# Objective:
Read the material below. Count the lines containing "Options" and give that count alone.

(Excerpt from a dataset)
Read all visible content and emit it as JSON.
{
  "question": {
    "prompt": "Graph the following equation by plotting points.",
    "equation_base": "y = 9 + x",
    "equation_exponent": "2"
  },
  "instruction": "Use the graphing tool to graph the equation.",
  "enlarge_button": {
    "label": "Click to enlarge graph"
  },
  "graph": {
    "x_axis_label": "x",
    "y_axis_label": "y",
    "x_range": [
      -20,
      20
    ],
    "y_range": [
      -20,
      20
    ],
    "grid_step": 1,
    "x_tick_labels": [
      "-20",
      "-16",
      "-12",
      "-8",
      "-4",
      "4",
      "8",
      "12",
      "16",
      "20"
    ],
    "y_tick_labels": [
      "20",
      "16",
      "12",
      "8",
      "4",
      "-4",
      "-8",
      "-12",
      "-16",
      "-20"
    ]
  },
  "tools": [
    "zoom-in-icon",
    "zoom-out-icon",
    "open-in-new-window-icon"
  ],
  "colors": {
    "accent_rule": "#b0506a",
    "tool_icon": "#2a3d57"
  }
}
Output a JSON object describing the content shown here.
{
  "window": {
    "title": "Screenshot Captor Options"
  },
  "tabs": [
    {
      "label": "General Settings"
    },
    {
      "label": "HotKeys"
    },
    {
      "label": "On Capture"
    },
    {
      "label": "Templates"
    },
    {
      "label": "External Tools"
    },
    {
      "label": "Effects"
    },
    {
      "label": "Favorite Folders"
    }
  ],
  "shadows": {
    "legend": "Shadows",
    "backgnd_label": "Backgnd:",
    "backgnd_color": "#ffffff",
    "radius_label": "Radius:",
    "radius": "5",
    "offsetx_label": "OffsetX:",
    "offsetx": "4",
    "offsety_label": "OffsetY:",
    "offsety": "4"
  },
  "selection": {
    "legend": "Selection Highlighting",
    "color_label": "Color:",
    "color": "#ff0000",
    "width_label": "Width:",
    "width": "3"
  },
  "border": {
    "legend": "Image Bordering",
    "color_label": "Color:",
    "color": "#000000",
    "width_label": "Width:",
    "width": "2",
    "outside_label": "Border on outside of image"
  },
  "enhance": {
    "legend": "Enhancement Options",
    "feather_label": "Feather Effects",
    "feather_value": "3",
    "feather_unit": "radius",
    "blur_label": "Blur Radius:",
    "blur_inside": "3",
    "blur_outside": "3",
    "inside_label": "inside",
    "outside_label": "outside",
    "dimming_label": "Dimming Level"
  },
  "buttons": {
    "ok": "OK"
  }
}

# Response to this exercise:
2